[Collection entries]
⟨

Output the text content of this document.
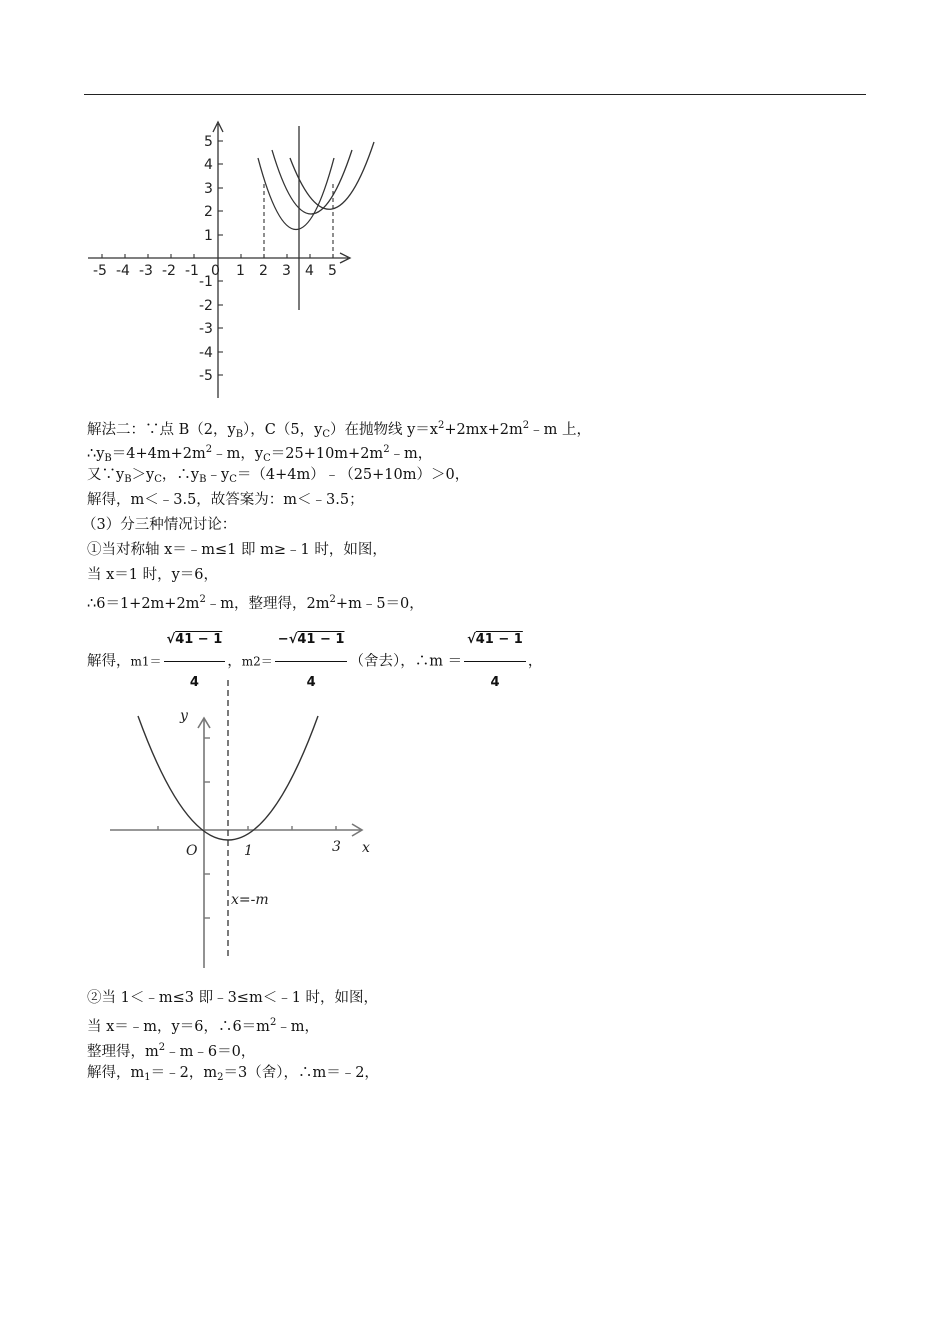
-5 -4 -3 -2 -1 0 1 2 3 4 5
5
4
3
2
1
-1
-2
-3
-4
-5
解法二：∵点 B（2，$y_B$），C（5，$y_C$）在抛物线 $y=x^2+2mx+2m^2﹣m$ 上，
$\therefore y_B=4+4m+2m^2﹣m$，$y_C=25+10m+2m^2﹣m$，
又$\because y_B>y_C$，$\therefore y_B﹣y_C=(4+4m)﹣(25+10m)>0$，
解得，m＜﹣3.5，故答案为：m＜﹣3.5；
（3）分三种情况讨论：
①当对称轴 x＝﹣m≤1 即 m≥﹣1 时，如图，
当 x＝1 时，y＝6，
$\therefore 6=1+2m+2m^2﹣m$，整理得，$2m^2+m﹣5=0$，
解得，$m1= \frac{√41 - 1}{4}$ ，$m2= \frac{-√41 - 1}{4}$ （舍去），∴m ＝ $\frac{√41 - 1}{4}$ ，
y
x
O	1	3
x=-m
②当 1＜﹣m≤3 即﹣3≤m＜﹣1 时，如图，
当 x＝﹣m，y＝6，$\therefore 6=m^2﹣m$，
整理得，$m^2﹣m﹣6=0$，
解得，$m_1=﹣2$，$m_2=3$（舍），∴m＝﹣2，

⟩

> [Exercise aim] Reproduce every line from the entries that holds the word "therefore".

> [Completed task]
$\therefore y_B=4+4m+2m^2﹣m$，$y_C=25+10m+2m^2﹣m$，
又$\because y_B>y_C$，$\therefore y_B﹣y_C=(4+4m)﹣(25+10m)>0$，
$\therefore 6=1+2m+2m^2﹣m$，整理得，$2m^2+m﹣5=0$，
当 x＝﹣m，y＝6，$\therefore 6=m^2﹣m$，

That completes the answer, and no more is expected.